• _PROBLEM REQUIREMENTS_: Count the lines of the data that have the word "ingredients", then report the number without anything else.

►

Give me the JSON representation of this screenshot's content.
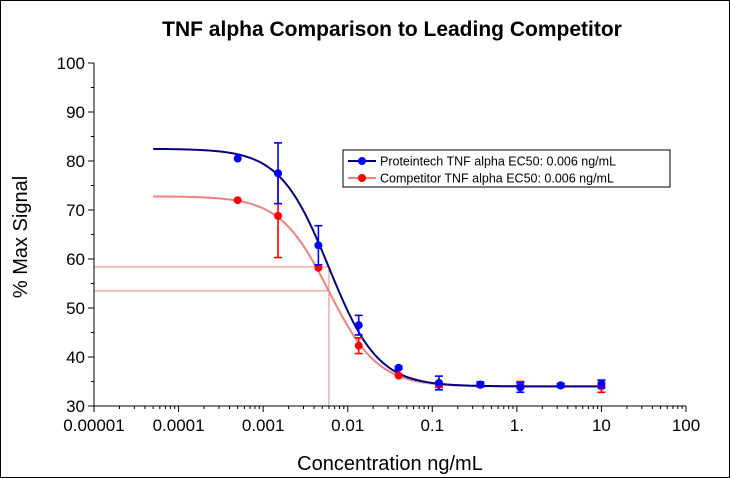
{
  "chart_data": {
    "type": "scatter",
    "title": "TNF alpha Comparison to Leading Competitor",
    "xlabel": "Concentration ng/mL",
    "ylabel": "% Max Signal",
    "x_scale": "log",
    "xlim": [
      1e-05,
      100
    ],
    "ylim": [
      30,
      100
    ],
    "x_ticks": [
      "0.00001",
      "0.0001",
      "0.001",
      "0.01",
      "0.1",
      "1.",
      "10",
      "100"
    ],
    "y_ticks": [
      "30",
      "40",
      "50",
      "60",
      "70",
      "80",
      "90",
      "100"
    ],
    "grid": false,
    "legend": "upper-right",
    "series": [
      {
        "name": "Proteintech TNF alpha EC50: 0.006 ng/mL",
        "color": "#0000ff",
        "curve_color": "#000080",
        "fit": {
          "top": 82.5,
          "bottom": 34.0,
          "ec50": 0.006,
          "hill": 1.5
        },
        "points": [
          {
            "x": 0.0005,
            "y": 80.5,
            "err": 0
          },
          {
            "x": 0.0015,
            "y": 77.5,
            "err": 6.2
          },
          {
            "x": 0.0045,
            "y": 62.8,
            "err": 4.0
          },
          {
            "x": 0.0135,
            "y": 46.5,
            "err": 2.0
          },
          {
            "x": 0.04,
            "y": 37.8,
            "err": 0.3
          },
          {
            "x": 0.12,
            "y": 34.7,
            "err": 1.4
          },
          {
            "x": 0.37,
            "y": 34.4,
            "err": 0.5
          },
          {
            "x": 1.1,
            "y": 33.8,
            "err": 1.0
          },
          {
            "x": 3.3,
            "y": 34.2,
            "err": 0.4
          },
          {
            "x": 10,
            "y": 34.5,
            "err": 0.8
          }
        ]
      },
      {
        "name": "Competitor TNF alpha EC50: 0.006 ng/mL",
        "color": "#ff0000",
        "curve_color": "#f08080",
        "fit": {
          "top": 72.8,
          "bottom": 34.0,
          "ec50": 0.006,
          "hill": 1.5
        },
        "points": [
          {
            "x": 0.0005,
            "y": 72.0,
            "err": 0
          },
          {
            "x": 0.0015,
            "y": 68.8,
            "err": 8.5
          },
          {
            "x": 0.0045,
            "y": 58.2,
            "err": 0
          },
          {
            "x": 0.0135,
            "y": 42.3,
            "err": 1.6
          },
          {
            "x": 0.04,
            "y": 36.2,
            "err": 0
          },
          {
            "x": 0.12,
            "y": 34.3,
            "err": 0.5
          },
          {
            "x": 0.37,
            "y": 34.3,
            "err": 0.3
          },
          {
            "x": 1.1,
            "y": 34.3,
            "err": 0.7
          },
          {
            "x": 3.3,
            "y": 34.2,
            "err": 0.3
          },
          {
            "x": 10,
            "y": 34.0,
            "err": 1.2
          }
        ]
      }
    ],
    "ec50_guides": {
      "x": 0.006,
      "y_levels": [
        58.4,
        53.5
      ],
      "color": "#f08080"
    }
  }
}
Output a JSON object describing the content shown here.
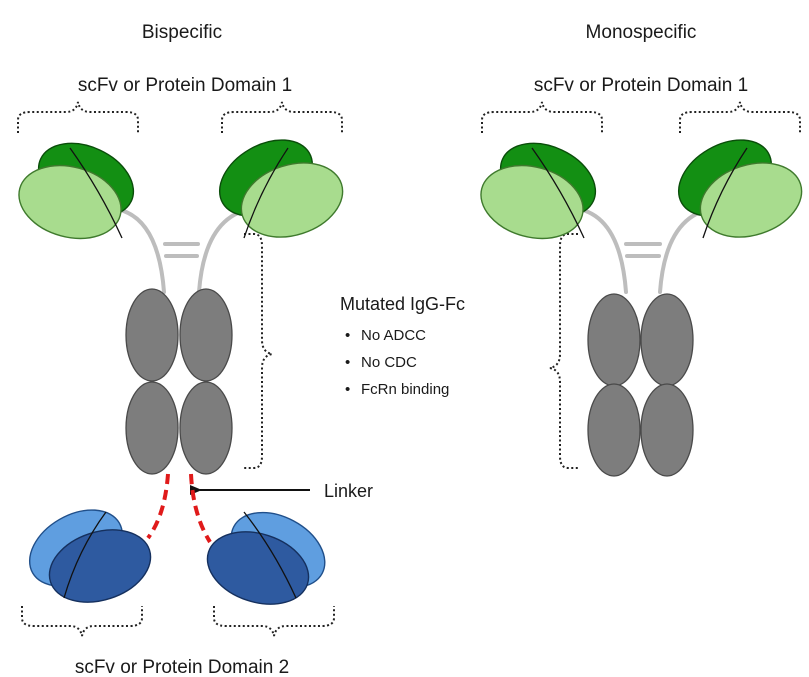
{
  "left": {
    "title": "Bispecific",
    "top_domain_label": "scFv or Protein Domain 1",
    "bottom_domain_label": "scFv or Protein Domain 2"
  },
  "right": {
    "title": "Monospecific",
    "top_domain_label": "scFv or Protein Domain 1"
  },
  "fc_annotation": {
    "heading": "Mutated IgG-Fc",
    "bullets": [
      "No ADCC",
      "No CDC",
      "FcRn binding"
    ]
  },
  "linker_label": "Linker",
  "colors": {
    "domain1_dark": "#138f13",
    "domain1_light": "#a8dc8e",
    "domain2_dark": "#2e5aa0",
    "domain2_light": "#5f9ee0",
    "fc_gray": "#7d7d7d",
    "hinge": "#bdbdbd",
    "linker": "#e01a1a"
  }
}
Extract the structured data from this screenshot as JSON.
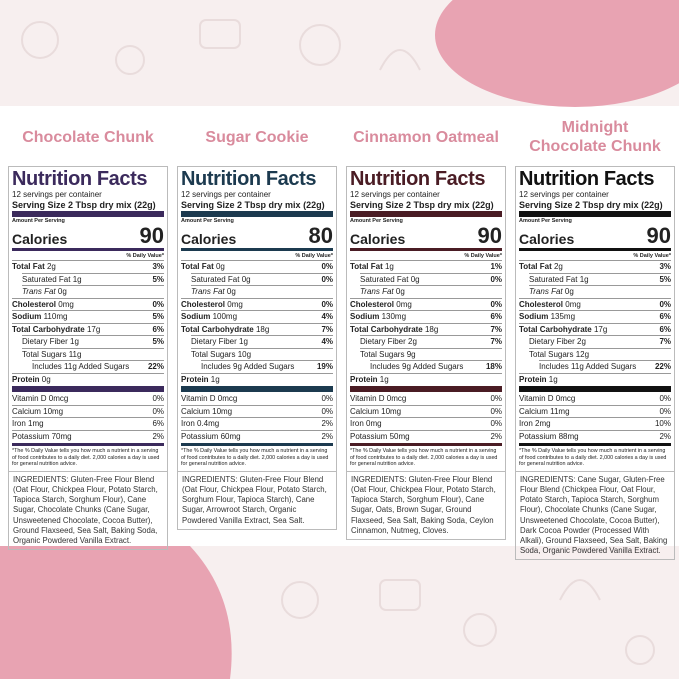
{
  "panels": [
    {
      "title": "Chocolate Chunk",
      "color": "#3b2a5c",
      "heading": "Nutrition Facts",
      "servings": "12 servings per container",
      "serving_size_label": "Serving Size",
      "serving_size": "2 Tbsp dry mix (22g)",
      "amount_per_serving": "Amount Per Serving",
      "calories_label": "Calories",
      "calories": "90",
      "dv_header": "% Daily Value*",
      "nutrients": [
        {
          "name": "Total Fat",
          "amount": "2g",
          "dv": "3%"
        },
        {
          "name": "Saturated Fat",
          "amount": "1g",
          "dv": "5%"
        },
        {
          "name": "Trans Fat",
          "amount": "0g"
        },
        {
          "name": "Cholesterol",
          "amount": "0mg",
          "dv": "0%"
        },
        {
          "name": "Sodium",
          "amount": "110mg",
          "dv": "5%"
        },
        {
          "name": "Total Carbohydrate",
          "amount": "17g",
          "dv": "6%"
        },
        {
          "name": "Dietary Fiber",
          "amount": "1g",
          "dv": "5%"
        },
        {
          "name": "Total Sugars",
          "amount": "11g"
        },
        {
          "name": "Includes 11g Added Sugars",
          "dv": "22%"
        },
        {
          "name": "Protein",
          "amount": "0g"
        }
      ],
      "vitamins": [
        {
          "name": "Vitamin D 0mcg",
          "dv": "0%"
        },
        {
          "name": "Calcium 10mg",
          "dv": "0%"
        },
        {
          "name": "Iron 1mg",
          "dv": "6%"
        },
        {
          "name": "Potassium 70mg",
          "dv": "2%"
        }
      ],
      "footnote": "*The % Daily Value tells you how much a nutrient in a serving of food contributes to a daily diet. 2,000 calories a day is used for general nutrition advice.",
      "ingredients": "INGREDIENTS: Gluten-Free Flour Blend (Oat Flour, Chickpea Flour, Potato Starch, Tapioca Starch, Sorghum Flour), Cane Sugar, Chocolate Chunks (Cane Sugar, Unsweetened Chocolate, Cocoa Butter), Ground Flaxseed, Sea Salt, Baking Soda, Organic Powdered Vanilla Extract."
    },
    {
      "title": "Sugar Cookie",
      "color": "#1c3a4f",
      "heading": "Nutrition Facts",
      "servings": "12 servings per container",
      "serving_size_label": "Serving Size",
      "serving_size": "2 Tbsp dry mix (22g)",
      "amount_per_serving": "Amount Per Serving",
      "calories_label": "Calories",
      "calories": "80",
      "dv_header": "% Daily Value*",
      "nutrients": [
        {
          "name": "Total Fat",
          "amount": "0g",
          "dv": "0%"
        },
        {
          "name": "Saturated Fat",
          "amount": "0g",
          "dv": "0%"
        },
        {
          "name": "Trans Fat",
          "amount": "0g"
        },
        {
          "name": "Cholesterol",
          "amount": "0mg",
          "dv": "0%"
        },
        {
          "name": "Sodium",
          "amount": "100mg",
          "dv": "4%"
        },
        {
          "name": "Total Carbohydrate",
          "amount": "18g",
          "dv": "7%"
        },
        {
          "name": "Dietary Fiber",
          "amount": "1g",
          "dv": "4%"
        },
        {
          "name": "Total Sugars",
          "amount": "10g"
        },
        {
          "name": "Includes 9g Added Sugars",
          "dv": "19%"
        },
        {
          "name": "Protein",
          "amount": "1g"
        }
      ],
      "vitamins": [
        {
          "name": "Vitamin D 0mcg",
          "dv": "0%"
        },
        {
          "name": "Calcium 10mg",
          "dv": "0%"
        },
        {
          "name": "Iron 0.4mg",
          "dv": "2%"
        },
        {
          "name": "Potassium 60mg",
          "dv": "2%"
        }
      ],
      "footnote": "*The % Daily Value tells you how much a nutrient in a serving of food contributes to a daily diet. 2,000 calories a day is used for general nutrition advice.",
      "ingredients": "INGREDIENTS: Gluten-Free Flour Blend (Oat Flour, Chickpea Flour, Potato Starch, Sorghum Flour, Tapioca Starch), Cane Sugar, Arrowroot Starch, Organic Powdered Vanilla Extract, Sea Salt."
    },
    {
      "title": "Cinnamon Oatmeal",
      "color": "#4a1c24",
      "heading": "Nutrition Facts",
      "servings": "12 servings per container",
      "serving_size_label": "Serving Size",
      "serving_size": "2 Tbsp dry mix (22g)",
      "amount_per_serving": "Amount Per Serving",
      "calories_label": "Calories",
      "calories": "90",
      "dv_header": "% Daily Value*",
      "nutrients": [
        {
          "name": "Total Fat",
          "amount": "1g",
          "dv": "1%"
        },
        {
          "name": "Saturated Fat",
          "amount": "0g",
          "dv": "0%"
        },
        {
          "name": "Trans Fat",
          "amount": "0g"
        },
        {
          "name": "Cholesterol",
          "amount": "0mg",
          "dv": "0%"
        },
        {
          "name": "Sodium",
          "amount": "130mg",
          "dv": "6%"
        },
        {
          "name": "Total Carbohydrate",
          "amount": "18g",
          "dv": "7%"
        },
        {
          "name": "Dietary Fiber",
          "amount": "2g",
          "dv": "7%"
        },
        {
          "name": "Total Sugars",
          "amount": "9g"
        },
        {
          "name": "Includes 9g Added Sugars",
          "dv": "18%"
        },
        {
          "name": "Protein",
          "amount": "1g"
        }
      ],
      "vitamins": [
        {
          "name": "Vitamin D 0mcg",
          "dv": "0%"
        },
        {
          "name": "Calcium 10mg",
          "dv": "0%"
        },
        {
          "name": "Iron 0mg",
          "dv": "0%"
        },
        {
          "name": "Potassium 50mg",
          "dv": "2%"
        }
      ],
      "footnote": "*The % Daily Value tells you how much a nutrient in a serving of food contributes to a daily diet. 2,000 calories a day is used for general nutrition advice.",
      "ingredients": "INGREDIENTS: Gluten-Free Flour Blend (Oat Flour, Chickpea Flour, Potato Starch, Tapioca Starch, Sorghum Flour), Cane Sugar, Oats, Brown Sugar, Ground Flaxseed, Sea Salt, Baking Soda, Ceylon Cinnamon, Nutmeg, Cloves."
    },
    {
      "title": "Midnight Chocolate Chunk",
      "color": "#111111",
      "heading": "Nutrition Facts",
      "servings": "12 servings per container",
      "serving_size_label": "Serving Size",
      "serving_size": "2 Tbsp dry mix (22g)",
      "amount_per_serving": "Amount Per Serving",
      "calories_label": "Calories",
      "calories": "90",
      "dv_header": "% Daily Value*",
      "nutrients": [
        {
          "name": "Total Fat",
          "amount": "2g",
          "dv": "3%"
        },
        {
          "name": "Saturated Fat",
          "amount": "1g",
          "dv": "5%"
        },
        {
          "name": "Trans Fat",
          "amount": "0g"
        },
        {
          "name": "Cholesterol",
          "amount": "0mg",
          "dv": "0%"
        },
        {
          "name": "Sodium",
          "amount": "135mg",
          "dv": "6%"
        },
        {
          "name": "Total Carbohydrate",
          "amount": "17g",
          "dv": "6%"
        },
        {
          "name": "Dietary Fiber",
          "amount": "2g",
          "dv": "7%"
        },
        {
          "name": "Total Sugars",
          "amount": "12g"
        },
        {
          "name": "Includes 11g Added Sugars",
          "dv": "22%"
        },
        {
          "name": "Protein",
          "amount": "1g"
        }
      ],
      "vitamins": [
        {
          "name": "Vitamin D 0mcg",
          "dv": "0%"
        },
        {
          "name": "Calcium 11mg",
          "dv": "0%"
        },
        {
          "name": "Iron 2mg",
          "dv": "10%"
        },
        {
          "name": "Potassium 88mg",
          "dv": "2%"
        }
      ],
      "footnote": "*The % Daily Value tells you how much a nutrient in a serving of food contributes to a daily diet. 2,000 calories a day is used for general nutrition advice.",
      "ingredients": "INGREDIENTS: Cane Sugar, Gluten-Free Flour Blend (Chickpea Flour, Oat Flour, Potato Starch, Tapioca Starch, Sorghum Flour), Chocolate Chunks (Cane Sugar, Unsweetened Chocolate, Cocoa Butter), Dark Cocoa Powder (Processed With Alkali), Ground Flaxseed, Sea Salt, Baking Soda, Organic Powdered Vanilla Extract."
    }
  ]
}
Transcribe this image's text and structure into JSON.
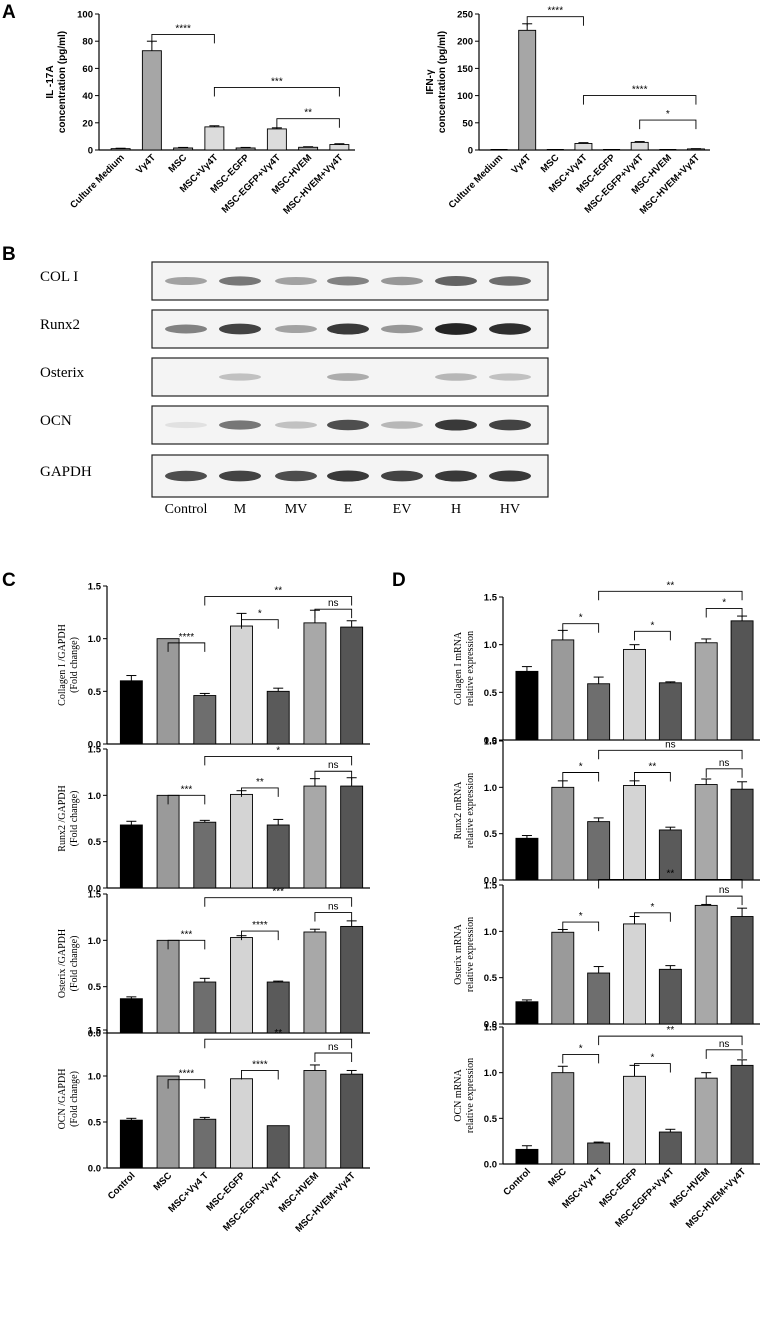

◄

• _TASK RESULT_: 4